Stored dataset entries
>> BEGIN

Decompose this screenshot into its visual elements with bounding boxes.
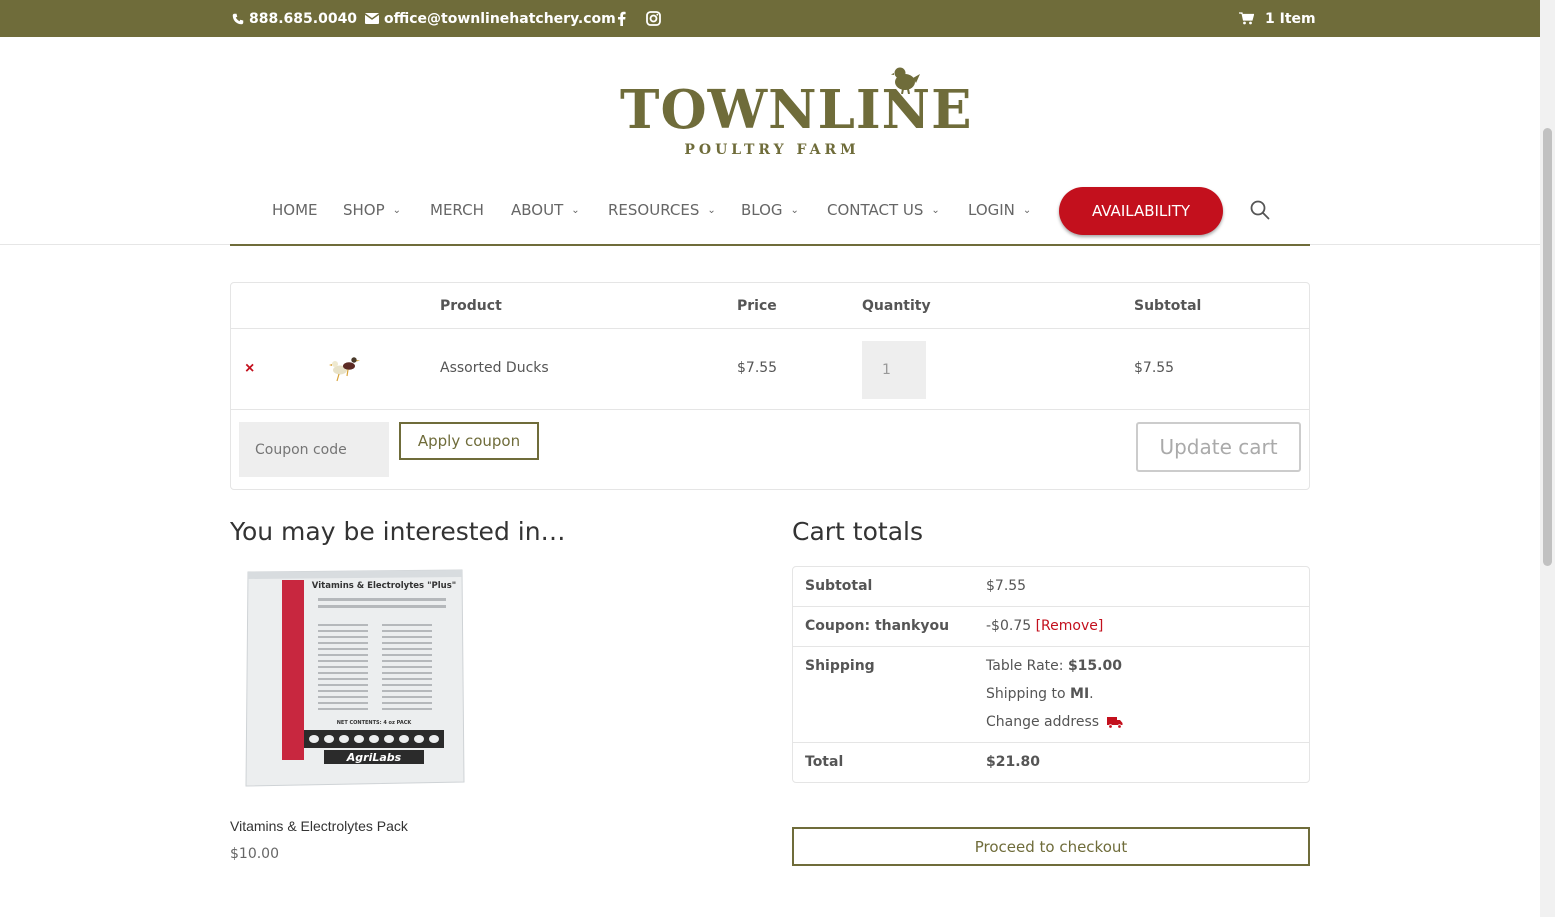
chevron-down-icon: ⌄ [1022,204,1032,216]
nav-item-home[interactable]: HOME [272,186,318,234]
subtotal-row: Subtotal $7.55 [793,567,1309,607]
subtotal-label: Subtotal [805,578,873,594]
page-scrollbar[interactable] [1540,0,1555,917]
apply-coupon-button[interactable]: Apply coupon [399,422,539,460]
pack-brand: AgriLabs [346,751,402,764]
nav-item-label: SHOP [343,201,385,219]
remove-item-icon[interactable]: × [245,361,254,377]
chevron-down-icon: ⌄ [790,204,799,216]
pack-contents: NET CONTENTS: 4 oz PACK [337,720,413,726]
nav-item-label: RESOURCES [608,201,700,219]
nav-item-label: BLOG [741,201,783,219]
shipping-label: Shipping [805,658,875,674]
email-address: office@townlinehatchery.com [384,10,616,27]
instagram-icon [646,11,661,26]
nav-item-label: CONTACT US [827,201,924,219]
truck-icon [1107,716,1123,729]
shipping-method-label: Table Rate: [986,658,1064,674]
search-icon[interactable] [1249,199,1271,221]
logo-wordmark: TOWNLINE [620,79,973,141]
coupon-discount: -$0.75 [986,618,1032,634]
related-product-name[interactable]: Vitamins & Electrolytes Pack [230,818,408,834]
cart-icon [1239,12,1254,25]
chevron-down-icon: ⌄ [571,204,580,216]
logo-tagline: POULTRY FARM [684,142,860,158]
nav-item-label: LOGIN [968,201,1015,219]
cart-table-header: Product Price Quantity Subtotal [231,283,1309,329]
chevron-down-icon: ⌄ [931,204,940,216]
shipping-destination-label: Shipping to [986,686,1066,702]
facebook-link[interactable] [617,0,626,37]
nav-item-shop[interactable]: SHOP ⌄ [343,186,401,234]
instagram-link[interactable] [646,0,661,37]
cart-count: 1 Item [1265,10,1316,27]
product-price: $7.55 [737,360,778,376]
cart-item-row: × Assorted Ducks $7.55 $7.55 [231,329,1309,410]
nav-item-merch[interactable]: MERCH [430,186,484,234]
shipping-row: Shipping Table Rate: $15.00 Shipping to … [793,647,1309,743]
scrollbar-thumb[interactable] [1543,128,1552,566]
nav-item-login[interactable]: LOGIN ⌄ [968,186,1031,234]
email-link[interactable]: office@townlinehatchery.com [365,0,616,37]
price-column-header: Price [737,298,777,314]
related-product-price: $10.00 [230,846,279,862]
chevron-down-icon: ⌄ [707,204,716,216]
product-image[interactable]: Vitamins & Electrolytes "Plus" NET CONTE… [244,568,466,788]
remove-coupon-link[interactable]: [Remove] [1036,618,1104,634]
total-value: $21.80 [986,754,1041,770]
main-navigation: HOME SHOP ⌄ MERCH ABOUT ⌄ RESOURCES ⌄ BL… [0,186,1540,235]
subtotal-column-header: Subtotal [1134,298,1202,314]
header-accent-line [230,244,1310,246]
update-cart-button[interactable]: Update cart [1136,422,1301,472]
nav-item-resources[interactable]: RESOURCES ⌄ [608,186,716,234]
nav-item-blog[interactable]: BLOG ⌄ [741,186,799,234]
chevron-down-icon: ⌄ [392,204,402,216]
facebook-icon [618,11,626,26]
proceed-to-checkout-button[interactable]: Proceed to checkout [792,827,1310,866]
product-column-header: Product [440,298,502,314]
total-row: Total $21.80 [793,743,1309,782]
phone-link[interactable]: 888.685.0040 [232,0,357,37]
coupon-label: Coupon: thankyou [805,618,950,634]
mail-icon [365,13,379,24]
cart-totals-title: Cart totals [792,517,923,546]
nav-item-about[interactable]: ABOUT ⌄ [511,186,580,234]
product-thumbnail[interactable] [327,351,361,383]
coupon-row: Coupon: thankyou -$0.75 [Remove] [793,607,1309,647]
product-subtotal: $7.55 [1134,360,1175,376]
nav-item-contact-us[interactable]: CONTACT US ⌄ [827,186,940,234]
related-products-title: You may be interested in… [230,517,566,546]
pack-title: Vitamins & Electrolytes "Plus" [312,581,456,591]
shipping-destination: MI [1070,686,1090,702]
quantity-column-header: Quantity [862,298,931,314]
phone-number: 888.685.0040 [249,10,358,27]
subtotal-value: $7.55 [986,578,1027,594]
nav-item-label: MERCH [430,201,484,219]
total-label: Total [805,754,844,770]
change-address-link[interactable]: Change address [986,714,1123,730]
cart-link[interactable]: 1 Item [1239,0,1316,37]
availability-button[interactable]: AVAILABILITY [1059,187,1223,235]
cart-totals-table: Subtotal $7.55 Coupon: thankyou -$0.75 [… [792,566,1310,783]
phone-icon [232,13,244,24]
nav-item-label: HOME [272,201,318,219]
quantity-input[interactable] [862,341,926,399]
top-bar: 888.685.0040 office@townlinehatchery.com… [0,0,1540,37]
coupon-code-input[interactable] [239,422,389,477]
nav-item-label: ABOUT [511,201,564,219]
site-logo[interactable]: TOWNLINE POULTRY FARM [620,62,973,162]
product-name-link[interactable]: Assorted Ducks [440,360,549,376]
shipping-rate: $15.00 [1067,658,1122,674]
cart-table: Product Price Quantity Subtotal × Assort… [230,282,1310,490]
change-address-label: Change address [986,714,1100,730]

>> END
>> BEGIN

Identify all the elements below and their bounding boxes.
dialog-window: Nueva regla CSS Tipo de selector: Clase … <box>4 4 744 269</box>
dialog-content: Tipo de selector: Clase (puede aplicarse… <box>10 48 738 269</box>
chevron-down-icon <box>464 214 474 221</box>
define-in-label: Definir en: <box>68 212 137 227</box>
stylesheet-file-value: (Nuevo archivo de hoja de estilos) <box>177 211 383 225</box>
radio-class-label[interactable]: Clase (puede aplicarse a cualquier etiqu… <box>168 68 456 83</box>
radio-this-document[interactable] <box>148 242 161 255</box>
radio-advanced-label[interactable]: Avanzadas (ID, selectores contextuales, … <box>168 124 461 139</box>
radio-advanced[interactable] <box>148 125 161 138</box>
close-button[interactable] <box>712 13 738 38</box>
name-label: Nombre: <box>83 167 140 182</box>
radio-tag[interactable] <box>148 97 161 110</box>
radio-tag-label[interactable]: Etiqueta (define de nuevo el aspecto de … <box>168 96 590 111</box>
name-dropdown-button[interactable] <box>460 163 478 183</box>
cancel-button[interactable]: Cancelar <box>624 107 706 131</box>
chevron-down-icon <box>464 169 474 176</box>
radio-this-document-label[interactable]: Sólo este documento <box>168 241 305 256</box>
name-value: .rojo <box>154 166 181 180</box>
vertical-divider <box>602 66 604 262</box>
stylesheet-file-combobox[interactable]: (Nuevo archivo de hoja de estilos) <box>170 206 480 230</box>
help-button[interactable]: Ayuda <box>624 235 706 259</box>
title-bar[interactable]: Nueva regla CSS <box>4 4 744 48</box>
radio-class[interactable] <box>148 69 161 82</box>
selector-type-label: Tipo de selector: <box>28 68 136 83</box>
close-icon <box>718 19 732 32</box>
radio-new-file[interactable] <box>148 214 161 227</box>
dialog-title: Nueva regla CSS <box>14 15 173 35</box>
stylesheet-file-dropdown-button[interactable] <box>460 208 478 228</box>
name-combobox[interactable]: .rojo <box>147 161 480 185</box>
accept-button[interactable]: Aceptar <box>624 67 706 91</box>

>> END
>> BEGIN

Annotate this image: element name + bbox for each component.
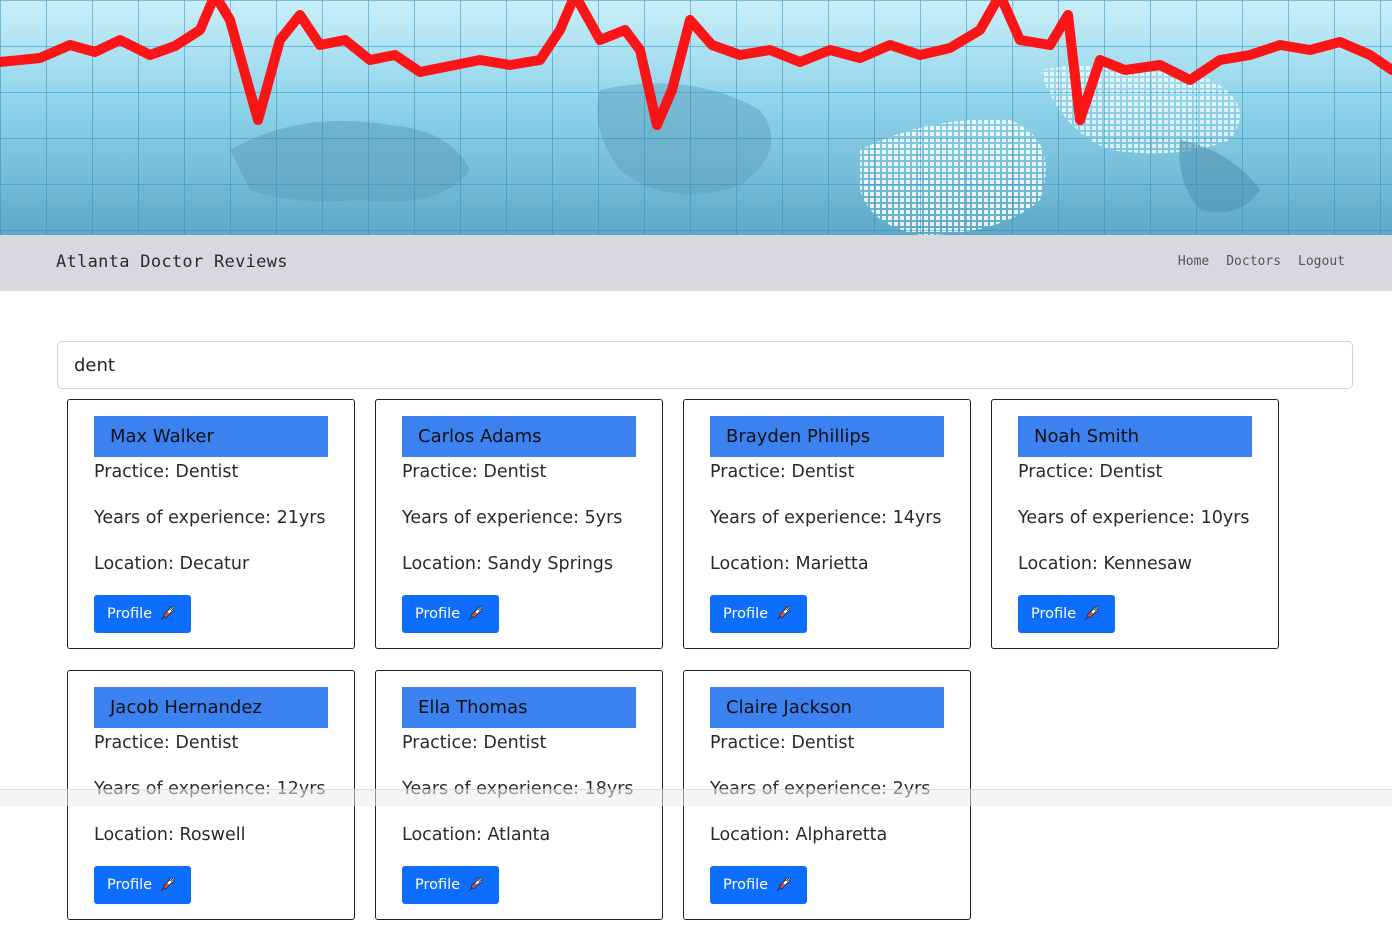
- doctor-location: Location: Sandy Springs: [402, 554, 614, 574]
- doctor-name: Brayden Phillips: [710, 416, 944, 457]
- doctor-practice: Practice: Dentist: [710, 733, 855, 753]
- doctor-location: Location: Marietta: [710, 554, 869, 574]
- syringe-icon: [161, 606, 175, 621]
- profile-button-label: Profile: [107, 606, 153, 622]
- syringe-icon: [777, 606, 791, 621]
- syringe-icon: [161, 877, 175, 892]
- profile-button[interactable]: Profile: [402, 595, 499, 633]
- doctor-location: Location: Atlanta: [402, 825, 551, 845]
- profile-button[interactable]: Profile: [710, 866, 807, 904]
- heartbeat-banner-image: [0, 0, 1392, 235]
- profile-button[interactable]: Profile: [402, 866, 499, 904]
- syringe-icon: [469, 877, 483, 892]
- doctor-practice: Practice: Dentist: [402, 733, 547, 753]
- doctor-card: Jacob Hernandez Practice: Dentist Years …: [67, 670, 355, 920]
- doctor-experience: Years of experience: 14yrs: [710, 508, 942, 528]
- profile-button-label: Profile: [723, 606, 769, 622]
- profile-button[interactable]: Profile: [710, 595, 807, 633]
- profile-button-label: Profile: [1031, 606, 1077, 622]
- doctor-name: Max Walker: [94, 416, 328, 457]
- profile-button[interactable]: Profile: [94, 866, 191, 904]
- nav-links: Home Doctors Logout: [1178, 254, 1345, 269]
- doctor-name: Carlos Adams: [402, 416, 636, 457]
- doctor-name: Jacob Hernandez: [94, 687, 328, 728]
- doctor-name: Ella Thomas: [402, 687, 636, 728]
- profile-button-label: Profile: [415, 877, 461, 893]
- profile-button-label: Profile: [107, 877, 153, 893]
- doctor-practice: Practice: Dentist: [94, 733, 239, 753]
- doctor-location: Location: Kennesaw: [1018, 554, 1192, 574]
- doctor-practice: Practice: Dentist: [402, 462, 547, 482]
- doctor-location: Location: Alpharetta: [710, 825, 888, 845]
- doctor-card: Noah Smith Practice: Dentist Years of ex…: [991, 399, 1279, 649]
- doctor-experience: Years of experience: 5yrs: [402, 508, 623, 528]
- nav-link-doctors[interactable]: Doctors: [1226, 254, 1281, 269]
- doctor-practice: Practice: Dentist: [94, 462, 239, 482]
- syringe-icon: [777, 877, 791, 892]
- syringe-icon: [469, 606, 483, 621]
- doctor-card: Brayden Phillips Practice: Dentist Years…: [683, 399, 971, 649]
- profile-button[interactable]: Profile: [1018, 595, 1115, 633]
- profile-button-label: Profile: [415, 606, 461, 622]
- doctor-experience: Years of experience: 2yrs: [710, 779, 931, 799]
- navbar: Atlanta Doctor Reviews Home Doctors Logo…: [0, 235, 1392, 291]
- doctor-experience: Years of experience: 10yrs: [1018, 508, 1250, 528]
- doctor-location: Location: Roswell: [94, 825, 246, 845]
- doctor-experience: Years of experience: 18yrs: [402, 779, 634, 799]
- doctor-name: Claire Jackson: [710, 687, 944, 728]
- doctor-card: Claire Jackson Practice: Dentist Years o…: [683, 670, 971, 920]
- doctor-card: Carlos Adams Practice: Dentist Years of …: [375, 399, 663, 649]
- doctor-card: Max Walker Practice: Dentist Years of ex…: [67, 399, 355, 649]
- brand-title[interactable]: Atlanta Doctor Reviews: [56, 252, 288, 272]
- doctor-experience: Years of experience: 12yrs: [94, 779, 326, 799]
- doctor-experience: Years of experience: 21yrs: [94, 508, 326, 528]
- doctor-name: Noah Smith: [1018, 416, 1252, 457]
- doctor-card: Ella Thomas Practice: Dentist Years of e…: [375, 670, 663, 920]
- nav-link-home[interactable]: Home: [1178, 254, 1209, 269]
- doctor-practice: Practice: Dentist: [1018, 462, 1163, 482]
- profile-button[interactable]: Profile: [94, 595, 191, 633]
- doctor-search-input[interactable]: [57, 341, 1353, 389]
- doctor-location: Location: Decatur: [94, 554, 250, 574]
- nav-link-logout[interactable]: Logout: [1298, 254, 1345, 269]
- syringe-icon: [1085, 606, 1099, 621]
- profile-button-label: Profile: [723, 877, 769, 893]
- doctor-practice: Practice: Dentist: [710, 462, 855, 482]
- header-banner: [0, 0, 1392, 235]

>> END

Problem statement → Please copy everything in the material from the line containing "chevron-down-icon: ⌄ [1022,204,1032,216]" down to the line containing "nav-item-label: LOGIN [968,201,1015,219]", including both of those lines.

Response to this task →
chevron-down-icon: ⌄ [1022,204,1032,216]
nav-item-home[interactable]: HOME [272,186,318,234]
subtotal-row: Subtotal $7.55 [793,567,1309,607]
subtotal-label: Subtotal [805,578,873,594]
page-scrollbar[interactable] [1540,0,1555,917]
apply-coupon-button[interactable]: Apply coupon [399,422,539,460]
pack-brand: AgriLabs [346,751,402,764]
nav-item-label: SHOP [343,201,385,219]
remove-item-icon[interactable]: × [245,361,254,377]
chevron-down-icon: ⌄ [790,204,799,216]
pack-contents: NET CONTENTS: 4 oz PACK [337,720,413,726]
nav-item-label: RESOURCES [608,201,700,219]
nav-item-label: BLOG [741,201,783,219]
shipping-label: Shipping [805,658,875,674]
email-address: office@townlinehatchery.com [384,10,616,27]
instagram-icon [646,11,661,26]
nav-item-label: CONTACT US [827,201,924,219]
truck-icon [1107,716,1123,729]
shipping-method-label: Table Rate: [986,658,1064,674]
search-icon[interactable] [1249,199,1271,221]
logo-wordmark: TOWNLINE [620,79,973,141]
coupon-discount: -$0.75 [986,618,1032,634]
related-product-name[interactable]: Vitamins & Electrolytes Pack [230,818,408,834]
cart-icon [1239,12,1254,25]
chevron-down-icon: ⌄ [571,204,580,216]
logo-tagline: POULTRY FARM [684,142,860,158]
nav-item-label: LOGIN [968,201,1015,219]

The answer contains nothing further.